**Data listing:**
■ ■ ■ ■ ■ ■ ■

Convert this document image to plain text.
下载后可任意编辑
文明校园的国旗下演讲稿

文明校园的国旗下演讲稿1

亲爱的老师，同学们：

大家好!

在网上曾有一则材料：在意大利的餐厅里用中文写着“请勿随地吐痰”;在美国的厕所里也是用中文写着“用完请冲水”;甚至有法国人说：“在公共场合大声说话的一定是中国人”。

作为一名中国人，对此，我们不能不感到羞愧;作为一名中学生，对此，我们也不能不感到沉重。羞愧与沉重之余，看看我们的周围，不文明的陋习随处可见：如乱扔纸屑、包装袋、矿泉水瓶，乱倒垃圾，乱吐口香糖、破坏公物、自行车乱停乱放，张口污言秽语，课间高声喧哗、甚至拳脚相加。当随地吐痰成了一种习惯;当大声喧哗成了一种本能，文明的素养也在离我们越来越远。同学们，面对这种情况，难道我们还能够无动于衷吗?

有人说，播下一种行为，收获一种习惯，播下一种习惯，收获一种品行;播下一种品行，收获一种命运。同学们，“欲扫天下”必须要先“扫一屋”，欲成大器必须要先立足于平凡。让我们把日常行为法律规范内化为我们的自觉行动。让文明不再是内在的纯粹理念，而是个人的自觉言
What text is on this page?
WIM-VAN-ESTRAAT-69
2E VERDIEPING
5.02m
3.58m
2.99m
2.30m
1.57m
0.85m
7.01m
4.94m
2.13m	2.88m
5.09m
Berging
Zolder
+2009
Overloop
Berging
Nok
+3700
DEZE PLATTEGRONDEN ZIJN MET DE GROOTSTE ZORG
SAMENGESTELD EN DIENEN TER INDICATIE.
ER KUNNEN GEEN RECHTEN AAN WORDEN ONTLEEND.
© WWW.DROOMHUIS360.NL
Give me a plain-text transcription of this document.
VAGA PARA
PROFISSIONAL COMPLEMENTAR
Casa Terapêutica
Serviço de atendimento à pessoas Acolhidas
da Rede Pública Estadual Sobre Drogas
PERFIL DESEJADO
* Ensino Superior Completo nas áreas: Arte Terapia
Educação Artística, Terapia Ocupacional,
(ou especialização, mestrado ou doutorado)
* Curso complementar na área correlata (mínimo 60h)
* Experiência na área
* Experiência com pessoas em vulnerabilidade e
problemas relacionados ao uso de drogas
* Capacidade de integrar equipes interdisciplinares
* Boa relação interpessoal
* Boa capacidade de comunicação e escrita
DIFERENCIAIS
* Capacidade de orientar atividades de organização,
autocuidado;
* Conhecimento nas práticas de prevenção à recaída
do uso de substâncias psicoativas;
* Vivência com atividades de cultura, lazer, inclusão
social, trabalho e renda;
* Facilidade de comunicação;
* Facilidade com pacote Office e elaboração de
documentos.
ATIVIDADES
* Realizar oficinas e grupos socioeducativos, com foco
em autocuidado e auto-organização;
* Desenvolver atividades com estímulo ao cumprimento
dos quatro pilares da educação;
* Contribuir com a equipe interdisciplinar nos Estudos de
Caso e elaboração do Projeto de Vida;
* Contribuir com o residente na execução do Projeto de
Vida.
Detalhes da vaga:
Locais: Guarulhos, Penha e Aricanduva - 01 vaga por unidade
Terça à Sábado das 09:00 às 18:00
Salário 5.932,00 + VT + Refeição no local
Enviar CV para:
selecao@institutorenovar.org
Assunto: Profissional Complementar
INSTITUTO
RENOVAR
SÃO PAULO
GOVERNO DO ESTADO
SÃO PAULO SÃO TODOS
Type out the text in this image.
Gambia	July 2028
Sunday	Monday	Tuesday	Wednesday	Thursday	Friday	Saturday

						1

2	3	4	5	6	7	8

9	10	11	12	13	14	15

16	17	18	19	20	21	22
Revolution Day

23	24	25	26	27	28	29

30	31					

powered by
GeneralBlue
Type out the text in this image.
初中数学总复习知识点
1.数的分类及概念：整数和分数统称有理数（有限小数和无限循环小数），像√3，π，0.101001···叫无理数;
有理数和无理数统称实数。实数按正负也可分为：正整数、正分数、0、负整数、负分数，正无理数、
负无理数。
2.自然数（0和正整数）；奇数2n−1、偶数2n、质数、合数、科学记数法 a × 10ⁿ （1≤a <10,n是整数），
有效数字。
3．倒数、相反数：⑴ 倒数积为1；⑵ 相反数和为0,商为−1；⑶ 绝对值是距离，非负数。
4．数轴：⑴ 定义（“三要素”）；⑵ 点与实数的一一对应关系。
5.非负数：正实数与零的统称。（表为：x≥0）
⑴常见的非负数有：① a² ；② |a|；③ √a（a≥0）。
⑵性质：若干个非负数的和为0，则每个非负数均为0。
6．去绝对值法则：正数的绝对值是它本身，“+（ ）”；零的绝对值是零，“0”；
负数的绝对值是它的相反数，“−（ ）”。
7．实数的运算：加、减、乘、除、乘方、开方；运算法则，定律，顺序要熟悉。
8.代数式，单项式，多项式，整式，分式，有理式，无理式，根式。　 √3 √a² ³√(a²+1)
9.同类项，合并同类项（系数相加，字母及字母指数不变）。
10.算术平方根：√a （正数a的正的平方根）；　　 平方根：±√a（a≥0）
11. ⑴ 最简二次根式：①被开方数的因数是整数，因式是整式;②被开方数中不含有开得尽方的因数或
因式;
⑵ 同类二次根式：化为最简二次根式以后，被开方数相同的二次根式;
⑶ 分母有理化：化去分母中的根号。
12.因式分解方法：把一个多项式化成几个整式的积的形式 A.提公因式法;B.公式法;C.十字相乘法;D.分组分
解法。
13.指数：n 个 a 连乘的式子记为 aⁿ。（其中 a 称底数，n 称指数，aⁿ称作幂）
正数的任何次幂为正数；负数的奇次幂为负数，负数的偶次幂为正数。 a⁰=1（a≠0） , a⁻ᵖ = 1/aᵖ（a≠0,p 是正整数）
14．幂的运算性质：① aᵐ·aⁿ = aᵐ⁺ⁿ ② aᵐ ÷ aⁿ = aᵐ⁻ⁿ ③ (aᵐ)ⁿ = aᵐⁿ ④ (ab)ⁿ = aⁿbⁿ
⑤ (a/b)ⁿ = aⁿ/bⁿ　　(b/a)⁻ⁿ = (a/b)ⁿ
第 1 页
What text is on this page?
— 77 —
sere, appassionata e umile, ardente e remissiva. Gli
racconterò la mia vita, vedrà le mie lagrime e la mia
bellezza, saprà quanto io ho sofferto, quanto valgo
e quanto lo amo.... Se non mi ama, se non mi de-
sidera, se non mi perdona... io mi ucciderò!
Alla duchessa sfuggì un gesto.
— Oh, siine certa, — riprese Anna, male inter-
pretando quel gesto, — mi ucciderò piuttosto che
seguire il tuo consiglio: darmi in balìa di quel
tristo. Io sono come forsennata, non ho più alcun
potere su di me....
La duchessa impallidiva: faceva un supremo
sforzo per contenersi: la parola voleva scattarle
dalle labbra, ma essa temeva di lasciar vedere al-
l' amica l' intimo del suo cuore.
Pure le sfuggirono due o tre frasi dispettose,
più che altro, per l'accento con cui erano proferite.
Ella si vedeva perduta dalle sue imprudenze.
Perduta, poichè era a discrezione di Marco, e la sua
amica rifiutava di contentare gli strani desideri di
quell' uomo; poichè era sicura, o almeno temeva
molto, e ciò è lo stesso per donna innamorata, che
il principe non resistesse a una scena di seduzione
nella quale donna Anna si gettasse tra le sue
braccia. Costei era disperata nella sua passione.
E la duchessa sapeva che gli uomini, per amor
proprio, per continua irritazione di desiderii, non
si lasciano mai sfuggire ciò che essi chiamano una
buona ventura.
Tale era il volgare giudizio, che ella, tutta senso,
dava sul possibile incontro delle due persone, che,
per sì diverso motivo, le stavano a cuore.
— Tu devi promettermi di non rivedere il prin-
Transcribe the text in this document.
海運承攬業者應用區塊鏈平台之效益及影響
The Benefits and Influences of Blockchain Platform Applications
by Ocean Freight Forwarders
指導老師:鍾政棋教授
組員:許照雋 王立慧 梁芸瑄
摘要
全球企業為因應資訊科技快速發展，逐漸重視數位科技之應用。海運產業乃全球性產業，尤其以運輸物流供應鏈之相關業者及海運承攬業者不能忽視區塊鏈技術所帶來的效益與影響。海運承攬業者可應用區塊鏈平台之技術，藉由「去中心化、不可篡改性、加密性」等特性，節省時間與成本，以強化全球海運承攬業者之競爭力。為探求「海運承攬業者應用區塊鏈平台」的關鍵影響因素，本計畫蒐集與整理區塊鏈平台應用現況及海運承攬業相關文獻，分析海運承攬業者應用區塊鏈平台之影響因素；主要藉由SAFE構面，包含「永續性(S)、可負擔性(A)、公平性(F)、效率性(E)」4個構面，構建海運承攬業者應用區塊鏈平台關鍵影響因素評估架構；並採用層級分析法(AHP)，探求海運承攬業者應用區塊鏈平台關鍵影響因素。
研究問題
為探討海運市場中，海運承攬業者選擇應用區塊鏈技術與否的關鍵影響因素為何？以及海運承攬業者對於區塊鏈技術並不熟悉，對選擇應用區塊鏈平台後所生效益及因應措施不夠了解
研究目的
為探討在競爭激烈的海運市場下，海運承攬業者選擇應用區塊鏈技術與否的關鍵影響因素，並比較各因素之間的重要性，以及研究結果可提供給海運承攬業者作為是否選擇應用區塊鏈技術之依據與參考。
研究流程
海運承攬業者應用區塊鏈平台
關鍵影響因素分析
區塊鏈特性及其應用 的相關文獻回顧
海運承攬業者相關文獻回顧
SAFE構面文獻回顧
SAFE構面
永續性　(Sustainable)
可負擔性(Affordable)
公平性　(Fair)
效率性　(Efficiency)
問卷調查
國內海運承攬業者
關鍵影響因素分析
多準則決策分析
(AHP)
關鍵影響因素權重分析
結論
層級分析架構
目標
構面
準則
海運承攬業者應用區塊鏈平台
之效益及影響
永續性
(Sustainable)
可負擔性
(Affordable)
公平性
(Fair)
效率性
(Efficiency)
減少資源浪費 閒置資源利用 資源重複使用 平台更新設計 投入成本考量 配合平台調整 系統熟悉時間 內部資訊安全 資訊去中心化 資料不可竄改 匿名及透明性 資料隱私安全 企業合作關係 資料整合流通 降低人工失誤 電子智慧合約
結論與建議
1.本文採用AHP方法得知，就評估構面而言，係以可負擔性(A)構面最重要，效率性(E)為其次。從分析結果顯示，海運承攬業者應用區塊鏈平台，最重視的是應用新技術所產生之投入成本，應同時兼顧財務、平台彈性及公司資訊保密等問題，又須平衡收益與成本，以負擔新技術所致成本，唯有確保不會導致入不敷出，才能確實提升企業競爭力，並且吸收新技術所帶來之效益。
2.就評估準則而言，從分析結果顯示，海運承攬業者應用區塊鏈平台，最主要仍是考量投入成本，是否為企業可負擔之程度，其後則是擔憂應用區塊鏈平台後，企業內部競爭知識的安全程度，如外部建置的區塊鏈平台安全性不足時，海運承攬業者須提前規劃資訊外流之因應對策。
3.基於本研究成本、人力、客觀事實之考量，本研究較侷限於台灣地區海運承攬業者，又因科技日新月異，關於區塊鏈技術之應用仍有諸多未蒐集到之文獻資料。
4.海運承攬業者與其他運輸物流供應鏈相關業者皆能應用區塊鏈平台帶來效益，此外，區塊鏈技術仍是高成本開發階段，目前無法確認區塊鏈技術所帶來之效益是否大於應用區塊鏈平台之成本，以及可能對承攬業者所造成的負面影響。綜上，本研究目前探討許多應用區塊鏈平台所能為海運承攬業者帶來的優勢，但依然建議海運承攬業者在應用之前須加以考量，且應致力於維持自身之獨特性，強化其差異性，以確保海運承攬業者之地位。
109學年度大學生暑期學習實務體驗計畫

■ ■ ■ ■ ■ ■ ■

**Aim of the task:** Find the string "Anna" in the listing and return every line that holds it.

**The response:**
— Oh, siine certa, — riprese Anna, male inter-
nella quale donna Anna si gettasse tra le sue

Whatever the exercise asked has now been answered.